▶ **Page excerpt**:
=======

More than 800 civil-society organisations, trade unions and movements call for demonstrations in Brussels and across the continent — just days before EU heads of state negotiate the bloc’s next long-term budget.

BRUSSELS, 9 June 2026 On Sunday 14 June, Stop ReArm Europe, a Europe-wide coalition of more than 800 civil-society organisations, trade unions and social movements, in collaboration with the Belgian platform Stop Militarisation, will take to the streets of Brussels and dozens of other cities across Europe to oppose the European Union’s and NATO’s drive to rearm. Their main demand: public money must be spent on welfare, not warfare.

The mobilisation comes just days before EU leaders meet on 18–19 June for a European Council that will negotiate the Union’s next seven-year budget — the Multiannual Financial Framework (MFF) 2028–2034 — which the coalition warns is being reshaped to channel tens of billions of euros to the arms industry.

In Brussels, demonstrators will gather at 3pm at Brussels-North station under the banner Welfare not Warfare, before marching towards the institutions driving the rearmament agenda. They will reconvene from 6pm in an open assembly at the Royal Library of Belgium (Keizerslaan 4/Boulevard de l’Empereur 4, Brussels) near Central-Station to plan the next steps of a continent-wide campaign.

Organisers emphasise that 14 June is not an endpoint, but a common focal point, with demonstrations, public meetings and coordinated actions planned throughout the month in Belgium, the Netherlands, Austria, Spain, Finland, Germany, Italy and other countries.

A budget reshaped for war

The coalition opposes the EU’s ReArm Europe plan, announced in March 2025, which set out to mobilise €800 billion for arms — money drawn away from healthcare, education, climate action and social protection.The coalition rejects the idea that Europe’s security can be bought through a massive rearmament project that starves social budgets and escalates confrontation. The security concerns repeatedly highlighted by the EU, cannot in any case be resolved by rearmament.

=======

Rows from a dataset
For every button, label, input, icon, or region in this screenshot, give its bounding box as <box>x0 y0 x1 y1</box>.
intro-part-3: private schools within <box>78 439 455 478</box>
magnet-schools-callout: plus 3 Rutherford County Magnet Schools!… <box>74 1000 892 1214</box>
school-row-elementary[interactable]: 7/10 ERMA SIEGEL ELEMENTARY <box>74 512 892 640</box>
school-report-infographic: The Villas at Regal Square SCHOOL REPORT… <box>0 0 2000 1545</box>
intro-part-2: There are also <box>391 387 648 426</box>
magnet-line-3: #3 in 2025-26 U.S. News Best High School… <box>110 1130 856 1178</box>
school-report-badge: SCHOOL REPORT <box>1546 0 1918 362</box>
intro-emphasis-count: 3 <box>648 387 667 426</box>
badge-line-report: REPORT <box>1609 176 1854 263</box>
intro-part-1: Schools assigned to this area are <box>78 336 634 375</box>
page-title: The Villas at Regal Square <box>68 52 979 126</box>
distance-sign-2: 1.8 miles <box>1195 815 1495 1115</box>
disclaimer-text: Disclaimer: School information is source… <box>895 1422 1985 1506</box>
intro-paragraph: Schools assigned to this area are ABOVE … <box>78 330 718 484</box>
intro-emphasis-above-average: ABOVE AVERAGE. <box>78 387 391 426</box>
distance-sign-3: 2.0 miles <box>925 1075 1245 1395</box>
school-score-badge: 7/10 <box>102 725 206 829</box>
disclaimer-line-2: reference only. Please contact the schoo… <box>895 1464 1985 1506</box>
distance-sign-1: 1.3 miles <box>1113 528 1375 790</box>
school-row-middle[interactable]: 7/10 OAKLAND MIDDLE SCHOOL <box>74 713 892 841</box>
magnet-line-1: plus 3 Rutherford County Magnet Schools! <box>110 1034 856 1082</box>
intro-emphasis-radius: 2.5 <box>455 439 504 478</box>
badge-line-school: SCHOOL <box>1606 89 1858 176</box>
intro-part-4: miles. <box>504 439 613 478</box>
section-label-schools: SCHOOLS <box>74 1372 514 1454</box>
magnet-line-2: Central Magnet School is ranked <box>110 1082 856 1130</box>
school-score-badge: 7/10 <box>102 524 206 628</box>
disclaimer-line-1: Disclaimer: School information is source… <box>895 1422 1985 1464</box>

=======

▶ **To-do list**:
1. Copy everything from "Organisers emphasise that" down to "and other countries." in the protest announcement, word for word.
2. Repeat the rows word for word, starting with the first row and going down to and including the row that contains "intro-emphasis-count: 3 <box>648".

▶ **Task-by-task outputs**:
1.
Organisers emphasise that 14 June is not an endpoint, but a common focal point, with demonstrations, public meetings and coordinated actions planned throughout the month in Belgium, the Netherlands, Austria, Spain, Finland, Germany, Italy and other countries.

2.
For every button, label, input, icon, or region in this screenshot, give its bounding box as <box>x0 y0 x1 y1</box>.
intro-part-3: private schools within <box>78 439 455 478</box>
magnet-schools-callout: plus 3 Rutherford County Magnet Schools!… <box>74 1000 892 1214</box>
school-row-elementary[interactable]: 7/10 ERMA SIEGEL ELEMENTARY <box>74 512 892 640</box>
school-report-infographic: The Villas at Regal Square SCHOOL REPORT… <box>0 0 2000 1545</box>
intro-part-2: There are also <box>391 387 648 426</box>
magnet-line-3: #3 in 2025-26 U.S. News Best High School… <box>110 1130 856 1178</box>
school-report-badge: SCHOOL REPORT <box>1546 0 1918 362</box>
intro-emphasis-count: 3 <box>648 387 667 426</box>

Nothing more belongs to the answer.